- BRIEF -
Find and return each line containing "Total".

- Entries from a dataset -

·····

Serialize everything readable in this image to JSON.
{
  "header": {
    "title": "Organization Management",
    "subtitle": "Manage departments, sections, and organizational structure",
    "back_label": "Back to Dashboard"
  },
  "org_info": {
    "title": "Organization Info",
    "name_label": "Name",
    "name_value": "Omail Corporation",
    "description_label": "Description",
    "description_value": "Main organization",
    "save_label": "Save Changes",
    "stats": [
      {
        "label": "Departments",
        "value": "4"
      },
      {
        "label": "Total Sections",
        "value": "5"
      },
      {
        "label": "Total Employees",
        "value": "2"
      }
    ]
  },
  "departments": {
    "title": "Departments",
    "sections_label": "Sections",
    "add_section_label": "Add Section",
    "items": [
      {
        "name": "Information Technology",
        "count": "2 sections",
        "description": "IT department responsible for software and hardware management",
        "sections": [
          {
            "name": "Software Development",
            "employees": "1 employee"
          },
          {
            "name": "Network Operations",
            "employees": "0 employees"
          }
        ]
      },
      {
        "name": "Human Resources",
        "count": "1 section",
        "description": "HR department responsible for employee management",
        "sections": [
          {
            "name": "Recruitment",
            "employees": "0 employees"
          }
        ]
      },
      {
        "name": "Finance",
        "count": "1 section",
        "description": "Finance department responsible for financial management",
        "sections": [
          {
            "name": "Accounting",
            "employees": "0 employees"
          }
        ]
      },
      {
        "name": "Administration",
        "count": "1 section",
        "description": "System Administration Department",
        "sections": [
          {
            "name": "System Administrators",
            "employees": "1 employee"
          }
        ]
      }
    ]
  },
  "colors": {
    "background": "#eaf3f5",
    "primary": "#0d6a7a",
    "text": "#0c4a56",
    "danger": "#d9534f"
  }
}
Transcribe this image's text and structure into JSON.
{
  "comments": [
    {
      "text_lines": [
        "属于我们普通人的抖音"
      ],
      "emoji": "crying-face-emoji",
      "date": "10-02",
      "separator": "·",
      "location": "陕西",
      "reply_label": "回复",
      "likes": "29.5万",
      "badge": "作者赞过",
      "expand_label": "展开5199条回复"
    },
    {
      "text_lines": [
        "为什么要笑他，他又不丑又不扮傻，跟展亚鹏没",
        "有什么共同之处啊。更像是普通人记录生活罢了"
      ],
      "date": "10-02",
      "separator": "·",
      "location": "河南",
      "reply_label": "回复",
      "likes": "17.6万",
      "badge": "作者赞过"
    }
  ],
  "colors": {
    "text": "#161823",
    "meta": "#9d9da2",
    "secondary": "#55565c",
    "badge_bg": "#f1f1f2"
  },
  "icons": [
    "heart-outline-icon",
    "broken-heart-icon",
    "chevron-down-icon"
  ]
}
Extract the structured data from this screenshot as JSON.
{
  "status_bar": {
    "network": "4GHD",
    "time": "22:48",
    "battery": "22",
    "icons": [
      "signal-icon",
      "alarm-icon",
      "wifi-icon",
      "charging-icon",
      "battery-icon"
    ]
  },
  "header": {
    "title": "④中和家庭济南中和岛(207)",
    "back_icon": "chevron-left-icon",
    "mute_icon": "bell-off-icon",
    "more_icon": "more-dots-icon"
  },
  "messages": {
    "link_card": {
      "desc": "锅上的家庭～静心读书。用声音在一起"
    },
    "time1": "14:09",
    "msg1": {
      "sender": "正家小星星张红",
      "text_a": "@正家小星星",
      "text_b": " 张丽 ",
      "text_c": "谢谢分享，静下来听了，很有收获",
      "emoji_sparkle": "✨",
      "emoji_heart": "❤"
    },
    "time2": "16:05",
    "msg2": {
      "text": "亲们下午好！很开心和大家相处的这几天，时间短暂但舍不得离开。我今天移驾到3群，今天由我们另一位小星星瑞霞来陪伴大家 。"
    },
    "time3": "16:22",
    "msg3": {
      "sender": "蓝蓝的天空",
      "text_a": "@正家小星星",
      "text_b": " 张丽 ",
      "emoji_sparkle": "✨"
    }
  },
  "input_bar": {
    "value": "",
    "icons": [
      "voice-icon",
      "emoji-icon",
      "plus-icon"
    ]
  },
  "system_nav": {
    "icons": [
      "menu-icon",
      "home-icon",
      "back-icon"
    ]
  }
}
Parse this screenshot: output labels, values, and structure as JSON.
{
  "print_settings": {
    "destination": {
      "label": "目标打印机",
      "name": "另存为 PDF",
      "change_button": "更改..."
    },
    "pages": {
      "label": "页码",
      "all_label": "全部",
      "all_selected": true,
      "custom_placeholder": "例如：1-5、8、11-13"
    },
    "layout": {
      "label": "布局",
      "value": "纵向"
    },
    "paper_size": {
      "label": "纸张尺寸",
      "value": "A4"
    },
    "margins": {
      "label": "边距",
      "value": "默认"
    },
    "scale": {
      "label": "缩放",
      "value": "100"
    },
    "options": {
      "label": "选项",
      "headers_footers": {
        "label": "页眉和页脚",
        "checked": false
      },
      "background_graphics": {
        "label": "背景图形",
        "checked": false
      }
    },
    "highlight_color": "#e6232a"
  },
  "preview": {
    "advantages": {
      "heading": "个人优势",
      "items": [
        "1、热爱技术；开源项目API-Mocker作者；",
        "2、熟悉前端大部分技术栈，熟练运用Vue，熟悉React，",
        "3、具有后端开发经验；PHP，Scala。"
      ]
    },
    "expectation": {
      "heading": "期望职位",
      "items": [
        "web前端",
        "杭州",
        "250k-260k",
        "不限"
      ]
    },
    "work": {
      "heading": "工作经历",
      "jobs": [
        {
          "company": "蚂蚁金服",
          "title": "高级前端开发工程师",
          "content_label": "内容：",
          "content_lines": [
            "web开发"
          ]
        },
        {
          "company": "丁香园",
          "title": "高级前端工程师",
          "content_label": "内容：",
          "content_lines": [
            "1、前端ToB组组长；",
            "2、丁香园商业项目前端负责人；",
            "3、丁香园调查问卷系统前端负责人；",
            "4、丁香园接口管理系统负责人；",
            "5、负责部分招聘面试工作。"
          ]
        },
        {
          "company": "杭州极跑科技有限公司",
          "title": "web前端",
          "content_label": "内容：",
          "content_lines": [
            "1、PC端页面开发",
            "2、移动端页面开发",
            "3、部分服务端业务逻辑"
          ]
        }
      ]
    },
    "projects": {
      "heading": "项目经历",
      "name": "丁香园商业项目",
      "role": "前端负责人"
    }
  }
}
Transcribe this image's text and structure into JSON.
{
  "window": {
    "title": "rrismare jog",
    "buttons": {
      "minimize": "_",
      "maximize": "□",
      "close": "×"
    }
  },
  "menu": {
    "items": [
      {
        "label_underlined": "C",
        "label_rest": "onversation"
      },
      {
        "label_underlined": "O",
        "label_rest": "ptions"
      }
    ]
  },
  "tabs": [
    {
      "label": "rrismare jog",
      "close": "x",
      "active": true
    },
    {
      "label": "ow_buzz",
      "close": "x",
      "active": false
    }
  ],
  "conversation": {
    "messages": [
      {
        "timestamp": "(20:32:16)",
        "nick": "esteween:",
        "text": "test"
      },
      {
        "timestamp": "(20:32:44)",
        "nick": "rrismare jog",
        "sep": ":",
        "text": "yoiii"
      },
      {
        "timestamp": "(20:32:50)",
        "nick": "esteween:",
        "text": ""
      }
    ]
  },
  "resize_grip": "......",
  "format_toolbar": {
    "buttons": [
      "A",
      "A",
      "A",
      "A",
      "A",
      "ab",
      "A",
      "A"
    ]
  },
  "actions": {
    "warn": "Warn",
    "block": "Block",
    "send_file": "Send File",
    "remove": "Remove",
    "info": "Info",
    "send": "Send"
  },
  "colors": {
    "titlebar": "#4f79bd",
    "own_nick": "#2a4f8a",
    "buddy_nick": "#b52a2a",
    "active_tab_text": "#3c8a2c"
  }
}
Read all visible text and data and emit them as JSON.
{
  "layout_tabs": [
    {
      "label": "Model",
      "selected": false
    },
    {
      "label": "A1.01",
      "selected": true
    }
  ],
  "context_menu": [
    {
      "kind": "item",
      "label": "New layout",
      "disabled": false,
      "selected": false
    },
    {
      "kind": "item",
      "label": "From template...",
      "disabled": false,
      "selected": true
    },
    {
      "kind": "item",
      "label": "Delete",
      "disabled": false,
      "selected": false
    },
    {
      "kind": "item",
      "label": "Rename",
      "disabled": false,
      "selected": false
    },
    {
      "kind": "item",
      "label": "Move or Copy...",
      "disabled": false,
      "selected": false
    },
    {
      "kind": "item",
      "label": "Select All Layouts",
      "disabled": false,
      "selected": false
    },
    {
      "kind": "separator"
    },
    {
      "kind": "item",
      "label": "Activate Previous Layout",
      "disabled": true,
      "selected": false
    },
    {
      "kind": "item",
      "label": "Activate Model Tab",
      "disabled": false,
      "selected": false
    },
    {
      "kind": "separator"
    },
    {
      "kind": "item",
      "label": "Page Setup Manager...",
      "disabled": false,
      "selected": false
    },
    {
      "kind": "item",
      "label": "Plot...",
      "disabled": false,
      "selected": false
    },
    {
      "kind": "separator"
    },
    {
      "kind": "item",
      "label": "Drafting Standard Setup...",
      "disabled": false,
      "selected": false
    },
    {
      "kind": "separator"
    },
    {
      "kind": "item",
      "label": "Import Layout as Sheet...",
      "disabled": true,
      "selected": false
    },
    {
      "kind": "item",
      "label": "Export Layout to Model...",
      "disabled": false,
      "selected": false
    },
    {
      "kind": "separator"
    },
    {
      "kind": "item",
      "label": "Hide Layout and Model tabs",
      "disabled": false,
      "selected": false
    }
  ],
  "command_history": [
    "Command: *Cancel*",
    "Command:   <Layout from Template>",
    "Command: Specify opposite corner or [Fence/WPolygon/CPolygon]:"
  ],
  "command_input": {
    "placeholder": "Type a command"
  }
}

·····

- WRITTEN ANSWER -
        "label": "Total Sections",
        "label": "Total Employees",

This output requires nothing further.